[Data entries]
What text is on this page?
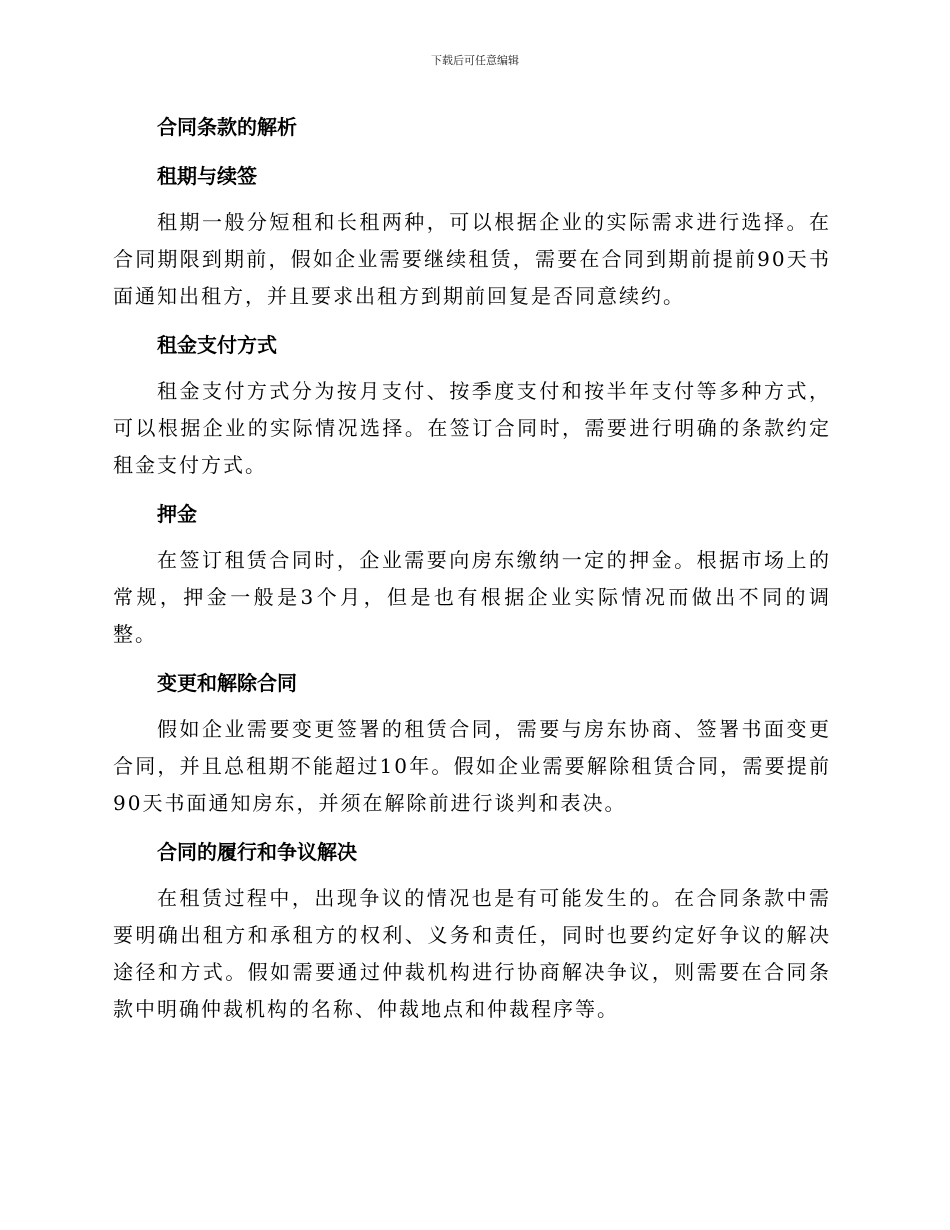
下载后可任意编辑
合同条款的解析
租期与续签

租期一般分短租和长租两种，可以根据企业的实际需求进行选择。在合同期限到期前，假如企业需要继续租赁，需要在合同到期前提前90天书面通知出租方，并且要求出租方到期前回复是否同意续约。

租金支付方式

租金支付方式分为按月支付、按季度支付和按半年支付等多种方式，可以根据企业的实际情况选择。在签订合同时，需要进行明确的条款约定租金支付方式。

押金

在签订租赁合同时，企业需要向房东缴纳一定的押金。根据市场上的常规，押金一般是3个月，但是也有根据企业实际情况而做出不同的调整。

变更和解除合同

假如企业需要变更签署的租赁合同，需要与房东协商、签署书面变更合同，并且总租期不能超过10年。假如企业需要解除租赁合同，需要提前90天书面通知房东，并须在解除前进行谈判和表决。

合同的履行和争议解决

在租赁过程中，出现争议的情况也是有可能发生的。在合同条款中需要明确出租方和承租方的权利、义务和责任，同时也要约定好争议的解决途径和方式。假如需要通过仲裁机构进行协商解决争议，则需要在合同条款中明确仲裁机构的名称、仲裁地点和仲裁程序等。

*YOUR GOAL*:
Return the whole listing, word for word, and leave out every picture.

*ANSWER TO THE EXERCISE*:
What text is on this page?
下载后可任意编辑
合同条款的解析
租期与续签

租期一般分短租和长租两种，可以根据企业的实际需求进行选择。在合同期限到期前，假如企业需要继续租赁，需要在合同到期前提前90天书面通知出租方，并且要求出租方到期前回复是否同意续约。

租金支付方式

租金支付方式分为按月支付、按季度支付和按半年支付等多种方式，可以根据企业的实际情况选择。在签订合同时，需要进行明确的条款约定租金支付方式。

押金

在签订租赁合同时，企业需要向房东缴纳一定的押金。根据市场上的常规，押金一般是3个月，但是也有根据企业实际情况而做出不同的调整。

变更和解除合同

假如企业需要变更签署的租赁合同，需要与房东协商、签署书面变更合同，并且总租期不能超过10年。假如企业需要解除租赁合同，需要提前90天书面通知房东，并须在解除前进行谈判和表决。

合同的履行和争议解决

在租赁过程中，出现争议的情况也是有可能发生的。在合同条款中需要明确出租方和承租方的权利、义务和责任，同时也要约定好争议的解决途径和方式。假如需要通过仲裁机构进行协商解决争议，则需要在合同条款中明确仲裁机构的名称、仲裁地点和仲裁程序等。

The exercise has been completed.